◆ GIVEN EXERCISE ◆
Exactly repeat all the records below, omitting the images they hold.

◆ EXTRACTED ENTRIES ◆
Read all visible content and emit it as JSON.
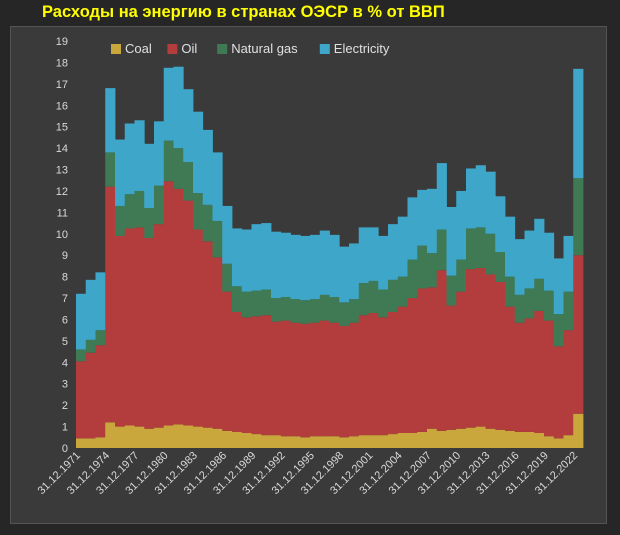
{
  "title": "Расходы на энергию в странах ОЭСР в % от ВВП",
  "chart_data": {
    "type": "bar",
    "stacked": true,
    "title": "Расходы на энергию в странах ОЭСР в % от ВВП",
    "xlabel": "",
    "ylabel": "",
    "ylim": [
      0,
      19
    ],
    "yticks": [
      0,
      1,
      2,
      3,
      4,
      5,
      6,
      7,
      8,
      9,
      10,
      11,
      12,
      13,
      14,
      15,
      16,
      17,
      18,
      19
    ],
    "grid": false,
    "legend": "top-left",
    "categories": [
      "1971",
      "1972",
      "1973",
      "1974",
      "1975",
      "1976",
      "1977",
      "1978",
      "1979",
      "1980",
      "1981",
      "1982",
      "1983",
      "1984",
      "1985",
      "1986",
      "1987",
      "1988",
      "1989",
      "1990",
      "1991",
      "1992",
      "1993",
      "1994",
      "1995",
      "1996",
      "1997",
      "1998",
      "1999",
      "2000",
      "2001",
      "2002",
      "2003",
      "2004",
      "2005",
      "2006",
      "2007",
      "2008",
      "2009",
      "2010",
      "2011",
      "2012",
      "2013",
      "2014",
      "2015",
      "2016",
      "2017",
      "2018",
      "2019",
      "2020",
      "2021",
      "2022"
    ],
    "x_tick_labels": [
      "31.12.1971",
      "31.12.1974",
      "31.12.1977",
      "31.12.1980",
      "31.12.1983",
      "31.12.1986",
      "31.12.1989",
      "31.12.1992",
      "31.12.1995",
      "31.12.1998",
      "31.12.2001",
      "31.12.2004",
      "31.12.2007",
      "31.12.2010",
      "31.12.2013",
      "31.12.2016",
      "31.12.2019",
      "31.12.2022"
    ],
    "series": [
      {
        "name": "Coal",
        "color": "#c9a73c",
        "values": [
          0.45,
          0.45,
          0.5,
          1.2,
          1.0,
          1.05,
          1.0,
          0.9,
          0.95,
          1.05,
          1.1,
          1.05,
          1.0,
          0.95,
          0.9,
          0.8,
          0.75,
          0.7,
          0.65,
          0.6,
          0.6,
          0.55,
          0.55,
          0.5,
          0.55,
          0.55,
          0.55,
          0.5,
          0.55,
          0.6,
          0.6,
          0.6,
          0.65,
          0.7,
          0.7,
          0.75,
          0.9,
          0.8,
          0.85,
          0.9,
          0.95,
          1.0,
          0.9,
          0.85,
          0.8,
          0.75,
          0.75,
          0.7,
          0.55,
          0.45,
          0.6,
          1.6
        ]
      },
      {
        "name": "Oil",
        "color": "#b33c3c",
        "values": [
          3.6,
          4.0,
          4.3,
          11.0,
          8.9,
          9.2,
          9.3,
          8.9,
          9.5,
          11.4,
          11.0,
          10.5,
          9.2,
          8.7,
          8.0,
          6.5,
          5.6,
          5.4,
          5.5,
          5.6,
          5.3,
          5.4,
          5.3,
          5.3,
          5.3,
          5.4,
          5.3,
          5.2,
          5.3,
          5.6,
          5.7,
          5.5,
          5.7,
          5.9,
          6.3,
          6.7,
          6.6,
          7.5,
          5.8,
          6.4,
          7.4,
          7.4,
          7.2,
          6.9,
          5.8,
          5.1,
          5.3,
          5.7,
          5.4,
          4.3,
          4.9,
          7.4
        ]
      },
      {
        "name": "Natural gas",
        "color": "#3f7a55",
        "values": [
          0.55,
          0.6,
          0.7,
          1.6,
          1.4,
          1.6,
          1.7,
          1.4,
          1.8,
          1.9,
          1.9,
          1.8,
          1.7,
          1.7,
          1.7,
          1.3,
          1.2,
          1.2,
          1.2,
          1.2,
          1.1,
          1.1,
          1.1,
          1.1,
          1.1,
          1.2,
          1.2,
          1.1,
          1.1,
          1.5,
          1.5,
          1.3,
          1.5,
          1.4,
          1.8,
          2.0,
          1.6,
          1.9,
          1.4,
          1.5,
          1.9,
          1.9,
          1.9,
          1.4,
          1.4,
          1.3,
          1.4,
          1.5,
          1.4,
          1.5,
          1.8,
          3.6
        ]
      },
      {
        "name": "Electricity",
        "color": "#3ea7c9",
        "values": [
          2.6,
          2.8,
          2.7,
          3.0,
          3.1,
          3.3,
          3.3,
          3.0,
          3.0,
          3.4,
          3.8,
          3.4,
          3.8,
          3.5,
          3.2,
          2.7,
          2.7,
          2.9,
          3.1,
          3.1,
          3.1,
          3.0,
          3.0,
          3.0,
          3.0,
          3.0,
          2.9,
          2.6,
          2.6,
          2.6,
          2.5,
          2.5,
          2.6,
          2.8,
          2.9,
          2.6,
          3.0,
          3.1,
          3.2,
          3.2,
          2.8,
          2.9,
          2.9,
          2.6,
          2.8,
          2.6,
          2.7,
          2.8,
          2.7,
          2.6,
          2.6,
          5.1
        ]
      }
    ]
  }
}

◆ EXPECTED OUTPUT ◆
Read all visible content and emit it as JSON.
{
  "title": "Расходы на энергию в странах ОЭСР в % от ВВП",
  "chart_data": {
    "type": "bar",
    "stacked": true,
    "title": "Расходы на энергию в странах ОЭСР в % от ВВП",
    "xlabel": "",
    "ylabel": "",
    "ylim": [
      0,
      19
    ],
    "yticks": [
      0,
      1,
      2,
      3,
      4,
      5,
      6,
      7,
      8,
      9,
      10,
      11,
      12,
      13,
      14,
      15,
      16,
      17,
      18,
      19
    ],
    "grid": false,
    "legend": "top-left",
    "categories": [
      "1971",
      "1972",
      "1973",
      "1974",
      "1975",
      "1976",
      "1977",
      "1978",
      "1979",
      "1980",
      "1981",
      "1982",
      "1983",
      "1984",
      "1985",
      "1986",
      "1987",
      "1988",
      "1989",
      "1990",
      "1991",
      "1992",
      "1993",
      "1994",
      "1995",
      "1996",
      "1997",
      "1998",
      "1999",
      "2000",
      "2001",
      "2002",
      "2003",
      "2004",
      "2005",
      "2006",
      "2007",
      "2008",
      "2009",
      "2010",
      "2011",
      "2012",
      "2013",
      "2014",
      "2015",
      "2016",
      "2017",
      "2018",
      "2019",
      "2020",
      "2021",
      "2022"
    ],
    "x_tick_labels": [
      "31.12.1971",
      "31.12.1974",
      "31.12.1977",
      "31.12.1980",
      "31.12.1983",
      "31.12.1986",
      "31.12.1989",
      "31.12.1992",
      "31.12.1995",
      "31.12.1998",
      "31.12.2001",
      "31.12.2004",
      "31.12.2007",
      "31.12.2010",
      "31.12.2013",
      "31.12.2016",
      "31.12.2019",
      "31.12.2022"
    ],
    "series": [
      {
        "name": "Coal",
        "color": "#c9a73c",
        "values": [
          0.45,
          0.45,
          0.5,
          1.2,
          1.0,
          1.05,
          1.0,
          0.9,
          0.95,
          1.05,
          1.1,
          1.05,
          1.0,
          0.95,
          0.9,
          0.8,
          0.75,
          0.7,
          0.65,
          0.6,
          0.6,
          0.55,
          0.55,
          0.5,
          0.55,
          0.55,
          0.55,
          0.5,
          0.55,
          0.6,
          0.6,
          0.6,
          0.65,
          0.7,
          0.7,
          0.75,
          0.9,
          0.8,
          0.85,
          0.9,
          0.95,
          1.0,
          0.9,
          0.85,
          0.8,
          0.75,
          0.75,
          0.7,
          0.55,
          0.45,
          0.6,
          1.6
        ]
      },
      {
        "name": "Oil",
        "color": "#b33c3c",
        "values": [
          3.6,
          4.0,
          4.3,
          11.0,
          8.9,
          9.2,
          9.3,
          8.9,
          9.5,
          11.4,
          11.0,
          10.5,
          9.2,
          8.7,
          8.0,
          6.5,
          5.6,
          5.4,
          5.5,
          5.6,
          5.3,
          5.4,
          5.3,
          5.3,
          5.3,
          5.4,
          5.3,
          5.2,
          5.3,
          5.6,
          5.7,
          5.5,
          5.7,
          5.9,
          6.3,
          6.7,
          6.6,
          7.5,
          5.8,
          6.4,
          7.4,
          7.4,
          7.2,
          6.9,
          5.8,
          5.1,
          5.3,
          5.7,
          5.4,
          4.3,
          4.9,
          7.4
        ]
      },
      {
        "name": "Natural gas",
        "color": "#3f7a55",
        "values": [
          0.55,
          0.6,
          0.7,
          1.6,
          1.4,
          1.6,
          1.7,
          1.4,
          1.8,
          1.9,
          1.9,
          1.8,
          1.7,
          1.7,
          1.7,
          1.3,
          1.2,
          1.2,
          1.2,
          1.2,
          1.1,
          1.1,
          1.1,
          1.1,
          1.1,
          1.2,
          1.2,
          1.1,
          1.1,
          1.5,
          1.5,
          1.3,
          1.5,
          1.4,
          1.8,
          2.0,
          1.6,
          1.9,
          1.4,
          1.5,
          1.9,
          1.9,
          1.9,
          1.4,
          1.4,
          1.3,
          1.4,
          1.5,
          1.4,
          1.5,
          1.8,
          3.6
        ]
      },
      {
        "name": "Electricity",
        "color": "#3ea7c9",
        "values": [
          2.6,
          2.8,
          2.7,
          3.0,
          3.1,
          3.3,
          3.3,
          3.0,
          3.0,
          3.4,
          3.8,
          3.4,
          3.8,
          3.5,
          3.2,
          2.7,
          2.7,
          2.9,
          3.1,
          3.1,
          3.1,
          3.0,
          3.0,
          3.0,
          3.0,
          3.0,
          2.9,
          2.6,
          2.6,
          2.6,
          2.5,
          2.5,
          2.6,
          2.8,
          2.9,
          2.6,
          3.0,
          3.1,
          3.2,
          3.2,
          2.8,
          2.9,
          2.9,
          2.6,
          2.8,
          2.6,
          2.7,
          2.8,
          2.7,
          2.6,
          2.6,
          5.1
        ]
      }
    ]
  }
}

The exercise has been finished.